■ **Set exercise**:
Swap "data-point" for "scatter-point" in the lines from the one containing "data-point: [159, 344, 178, 364]" through the one containing "legend-n-label: N =: [719, 75, 751, 96]", inclusive. Rewrite only those lines and leave everything else unchanged.

(Element and region data)
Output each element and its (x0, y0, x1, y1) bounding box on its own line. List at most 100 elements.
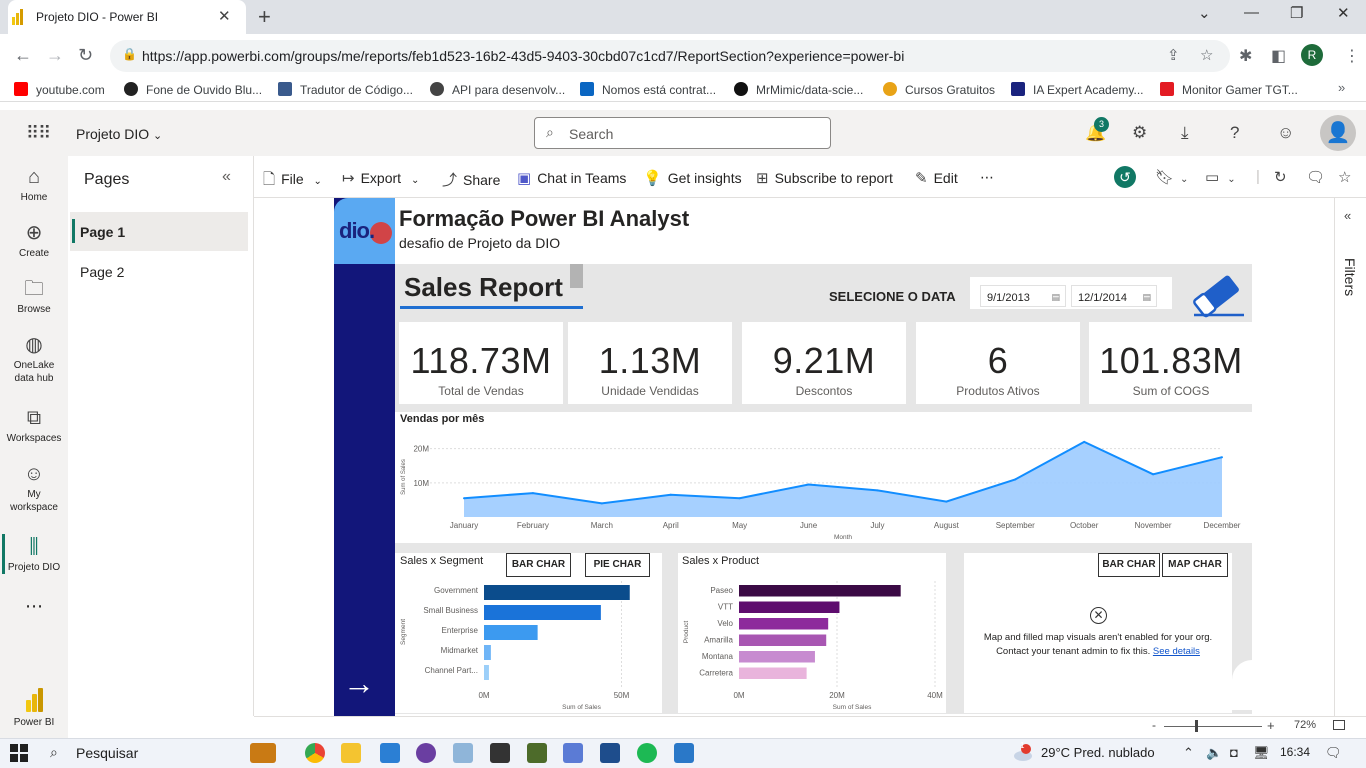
omnibox[interactable] (110, 40, 1230, 72)
network-icon[interactable]: 🖥 (1253, 745, 1270, 760)
workspace-title[interactable]: Projeto DIO ⌄ (76, 126, 163, 142)
app-launcher-icon[interactable]: ⠿⠿ (26, 123, 51, 143)
download-icon[interactable]: ⤓ (1181, 123, 1189, 142)
vscode-icon[interactable] (380, 743, 400, 763)
feedback-smiley-icon[interactable]: ☺ (1277, 123, 1295, 142)
page-tab-1-label[interactable]: Page 1 (80, 224, 126, 240)
bookmark-item[interactable]: youtube.com (14, 82, 105, 97)
nav-workspaces[interactable]: ⧉ Workspaces (0, 407, 68, 445)
github-desktop-icon[interactable] (416, 743, 436, 763)
bookmark-item[interactable]: IA Expert Academy... (1011, 82, 1144, 97)
windows-start-icon[interactable] (10, 744, 28, 762)
comment-icon[interactable]: 🗨 (1306, 169, 1326, 186)
more-options-icon[interactable]: ⋯ (980, 169, 994, 185)
page-tab-1[interactable] (70, 212, 248, 251)
zoom-slider-thumb[interactable] (1195, 720, 1198, 732)
search-icon[interactable]: ⌕ (50, 744, 58, 760)
next-page-arrow-icon[interactable]: → (343, 665, 375, 701)
nav-onelake[interactable]: ◍ OneLake data hub (0, 334, 68, 385)
close-tab-icon[interactable]: ✕ (218, 8, 231, 25)
subscribe-button[interactable]: ⊞ Subscribe to report (756, 170, 893, 187)
sales-by-segment-chart[interactable]: 0M 50M Government Small Business Enterprise M… (395, 577, 662, 713)
sql-icon[interactable] (600, 743, 620, 763)
eraser-clear-filters-icon[interactable] (1190, 270, 1248, 318)
page-tab-2[interactable]: Page 2 (80, 264, 125, 280)
date-end-input[interactable]: 12/1/2014 ▤ (1071, 285, 1157, 307)
share-button[interactable]: ⤴ Share (442, 172, 501, 189)
reset-icon[interactable]: ↺ (1114, 166, 1136, 188)
new-tab-icon[interactable]: + (258, 4, 271, 29)
zoom-in-icon[interactable]: + (1267, 718, 1275, 733)
bookmark-item[interactable]: API para desenvolv... (430, 82, 565, 97)
terminal-icon[interactable] (490, 743, 510, 763)
nav-browse[interactable]: 🗀 Browse (0, 278, 68, 316)
notepad-icon[interactable] (453, 743, 473, 763)
edit-button[interactable]: ✎ Edit (915, 170, 958, 187)
app-icon[interactable] (563, 743, 583, 763)
tray-expand-icon[interactable]: ⌃ (1183, 745, 1194, 760)
calendar-icon[interactable]: ▤ (1142, 292, 1151, 302)
bookmarks-overflow-icon[interactable]: » (1338, 80, 1346, 95)
map-chart-toggle-button[interactable]: MAP CHAR (1162, 553, 1228, 577)
nav-my-workspace[interactable]: ☺ My workspace (0, 463, 68, 514)
lock-icon[interactable]: 🔒 (122, 47, 137, 61)
bar-chart-toggle-button[interactable]: BAR CHAR (506, 553, 571, 577)
collapse-pane-icon[interactable]: « (222, 168, 231, 185)
bookmark-item[interactable]: Tradutor de Código... (278, 82, 413, 97)
back-icon[interactable]: ← (14, 45, 32, 65)
view-icon[interactable]: ▭ ⌄ (1205, 169, 1236, 186)
more-options-icon[interactable]: ⋯ (25, 596, 43, 616)
taskbar-search[interactable]: Pesquisar (76, 745, 139, 761)
bookmark-item[interactable]: Cursos Gratuitos (883, 82, 995, 97)
date-start-input[interactable]: 9/1/2013 ▤ (980, 285, 1066, 307)
bookmark-item[interactable]: Nomos está contrat... (580, 82, 716, 97)
bar-chart-toggle-button[interactable]: BAR CHAR (1098, 553, 1160, 577)
minecraft-icon[interactable] (527, 743, 547, 763)
see-details-link[interactable]: See details (1152, 646, 1200, 657)
user-avatar-icon[interactable]: 👤 (1320, 115, 1356, 151)
pie-chart-toggle-button[interactable]: PIE CHAR (585, 553, 650, 577)
expand-filters-icon[interactable]: « (1344, 208, 1352, 223)
file-menu[interactable]: 🗋 File ⌄ (263, 171, 322, 188)
extensions-icon[interactable]: ✱ (1239, 48, 1253, 65)
forward-icon[interactable]: → (46, 45, 64, 65)
nav-projeto-dio[interactable]: ⫼ Projeto DIO (0, 536, 68, 574)
file-explorer-icon[interactable] (341, 743, 361, 763)
browser-tab[interactable] (8, 0, 246, 34)
export-menu[interactable]: ↦ Export ⌄ (342, 170, 420, 187)
settings-gear-icon[interactable]: ⚙ (1132, 123, 1148, 142)
zoom-out-icon[interactable]: - (1152, 718, 1156, 732)
get-insights-button[interactable]: 💡 Get insights (643, 170, 742, 187)
camera-icon[interactable]: ◘ (1230, 745, 1238, 760)
url-text[interactable]: https://app.powerbi.com/groups/me/report… (142, 48, 905, 64)
refresh-icon[interactable]: ↻ (1274, 169, 1287, 186)
side-panel-icon[interactable]: ◧ (1271, 48, 1287, 65)
zoom-slider-track[interactable] (1164, 726, 1262, 727)
spotify-icon[interactable] (637, 743, 657, 763)
profile-avatar[interactable]: R (1301, 44, 1323, 66)
browser-menu-icon[interactable]: ⋮ (1344, 48, 1360, 65)
bookmark-icon[interactable]: 🔖︎ ⌄ (1155, 169, 1189, 186)
help-icon[interactable]: ? (1230, 123, 1240, 142)
calendar-icon[interactable]: ▤ (1051, 292, 1060, 302)
notifications-center-icon[interactable]: 🗨 (1325, 745, 1342, 760)
bookmark-item[interactable]: MrMimic/data-scie... (734, 82, 863, 97)
reload-icon[interactable]: ↻ (78, 45, 94, 65)
fit-to-page-icon[interactable] (1333, 720, 1345, 730)
share-page-icon[interactable]: ⇪ (1167, 47, 1180, 64)
minimize-icon[interactable]: — (1244, 4, 1259, 21)
clock[interactable]: 16:34 (1280, 745, 1311, 759)
sales-by-product-chart[interactable]: 0M 20M 40M Paseo VTT Velo Amarilla Montana Carre… (678, 577, 946, 713)
filters-label[interactable]: Filters (1342, 258, 1358, 297)
sales-by-month-chart[interactable]: 10M 20M January February March April May June Ju… (395, 425, 1252, 543)
restore-icon[interactable]: ❐ (1290, 5, 1304, 22)
photos-icon[interactable] (674, 743, 694, 763)
volume-icon[interactable]: 🔈 (1206, 745, 1223, 760)
favorite-star-icon[interactable]: ☆ (1338, 169, 1352, 186)
search-input[interactable] (534, 117, 831, 149)
bookmark-item[interactable]: Fone de Ouvido Blu... (124, 82, 262, 97)
chrome-app-icon[interactable] (305, 743, 325, 763)
weather-text[interactable]: 29°C Pred. nublado (1041, 745, 1155, 760)
bookmark-star-icon[interactable]: ☆ (1200, 47, 1214, 64)
window-close-icon[interactable]: ✕ (1337, 5, 1350, 22)
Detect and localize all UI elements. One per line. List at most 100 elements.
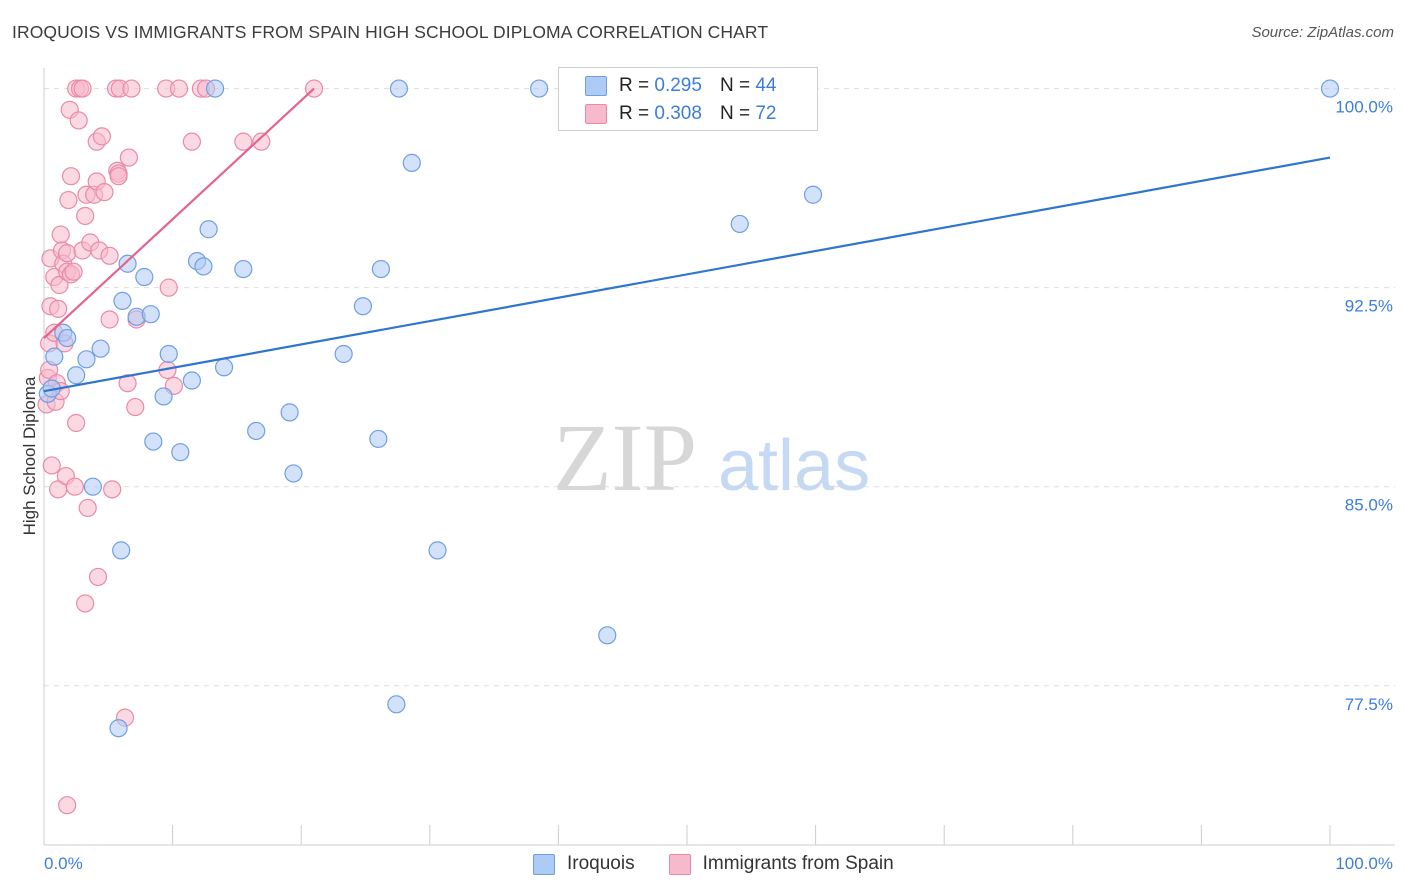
data-point: [159, 344, 178, 364]
legend-row-spain: R = 0.308 N = 72: [585, 99, 776, 129]
data-point: [284, 464, 303, 483]
data-point: [205, 79, 225, 98]
data-point: [69, 111, 88, 130]
legend-n-label: N =: [719, 75, 751, 96]
watermark-atlas: atlas: [718, 426, 870, 506]
data-point: [100, 246, 119, 265]
axes: [43, 68, 1395, 846]
data-point: [109, 719, 128, 738]
data-point: [122, 79, 141, 98]
data-point: [182, 371, 201, 390]
y-tick-label: 92.5%: [1345, 297, 1393, 316]
data-point: [126, 397, 145, 417]
data-point: [234, 132, 253, 151]
data-point: [371, 259, 391, 279]
data-point: [730, 214, 749, 234]
data-point: [91, 339, 110, 358]
data-point: [67, 413, 86, 433]
x-tick-labels: 0.0% 100.0%: [44, 854, 1393, 873]
data-point: [76, 594, 95, 613]
data-point: [59, 190, 78, 210]
gridlines: [44, 88, 1395, 687]
data-point: [234, 259, 253, 279]
data-point: [171, 443, 190, 462]
data-point: [169, 79, 189, 98]
correlation-legend: R = 0.295 N = 44 R = 0.308 N = 72: [558, 67, 818, 131]
data-point: [100, 310, 119, 329]
data-point: [58, 796, 77, 815]
data-point: [334, 344, 353, 364]
watermark: ZIP atlas: [553, 404, 870, 511]
x-tick-label: 0.0%: [44, 854, 83, 873]
legend-swatch-spain: [668, 853, 691, 875]
data-point: [92, 127, 111, 146]
data-point: [159, 278, 178, 297]
trend-line-iroquois: [43, 156, 1331, 393]
legend-item-spain: Immigrants from Spain: [668, 853, 894, 875]
data-point: [141, 305, 160, 324]
data-point: [387, 695, 406, 714]
legend-item-iroquois: Iroquois: [533, 853, 635, 875]
legend-r-label: R =: [619, 103, 650, 124]
data-point: [64, 262, 83, 281]
legend-r-label: R =: [619, 75, 650, 96]
x-tick-label: 100.0%: [1335, 854, 1393, 873]
data-point: [1320, 79, 1340, 98]
data-point: [119, 148, 138, 167]
data-point: [428, 541, 447, 560]
data-point: [154, 387, 173, 406]
data-point: [103, 480, 122, 499]
data-point: [78, 498, 97, 518]
data-point: [598, 626, 617, 645]
data-point: [109, 167, 128, 186]
data-point: [389, 79, 409, 98]
data-point: [182, 132, 201, 151]
y-tick-label: 77.5%: [1345, 695, 1393, 714]
data-point: [76, 206, 95, 226]
data-point: [112, 541, 131, 560]
trend-line-spain: [43, 87, 315, 339]
legend-n-value: 72: [755, 103, 777, 124]
trend-lines: [43, 87, 1331, 393]
legend-r-value: 0.295: [654, 75, 702, 96]
y-tick-labels: 77.5% 85.0% 92.5% 100.0%: [1335, 98, 1393, 714]
data-point: [144, 432, 163, 451]
source-label: Source: ZipAtlas.com: [1251, 24, 1394, 41]
y-tick-label: 85.0%: [1345, 496, 1393, 515]
data-point: [803, 185, 823, 204]
legend-n-label: N =: [719, 103, 751, 124]
data-point: [118, 374, 137, 393]
data-point: [247, 421, 266, 441]
chart-title: IROQUOIS VS IMMIGRANTS FROM SPAIN HIGH S…: [12, 22, 769, 42]
data-point: [118, 254, 137, 273]
legend-n-value: 44: [755, 75, 777, 96]
data-point: [252, 132, 271, 151]
data-point: [402, 153, 421, 172]
series-iroquois-points: [38, 79, 1340, 738]
data-point: [58, 244, 77, 263]
data-point: [135, 267, 154, 287]
data-point: [88, 567, 108, 587]
data-point: [73, 79, 92, 98]
legend-swatch-spain: [585, 104, 607, 124]
data-point: [61, 167, 81, 186]
y-tick-label: 100.0%: [1335, 98, 1393, 117]
data-point: [42, 456, 61, 475]
legend-r-value: 0.308: [654, 103, 702, 124]
data-point: [83, 477, 102, 496]
data-point: [113, 291, 132, 311]
data-point: [214, 358, 234, 377]
legend-label-spain: Immigrants from Spain: [702, 853, 894, 874]
legend-row-iroquois: R = 0.295 N = 44: [585, 71, 776, 101]
legend-swatch-iroquois: [585, 76, 607, 96]
data-point: [67, 366, 86, 385]
data-point: [530, 79, 549, 98]
data-point: [194, 257, 213, 276]
data-point: [369, 429, 388, 449]
data-point: [95, 182, 114, 202]
data-point: [49, 299, 68, 318]
data-point: [51, 225, 70, 244]
series-legend: Iroquois Immigrants from Spain: [533, 851, 928, 877]
data-point: [45, 347, 64, 366]
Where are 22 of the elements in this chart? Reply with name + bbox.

■ **Response to the task**:
scatter-point: [159, 344, 178, 364]
legend-row-spain: R = 0.308 N = 72: [585, 99, 776, 129]
scatter-point: [284, 464, 303, 483]
scatter-point: [205, 79, 225, 98]
scatter-point: [69, 111, 88, 130]
legend-n-label: N =: [719, 75, 751, 96]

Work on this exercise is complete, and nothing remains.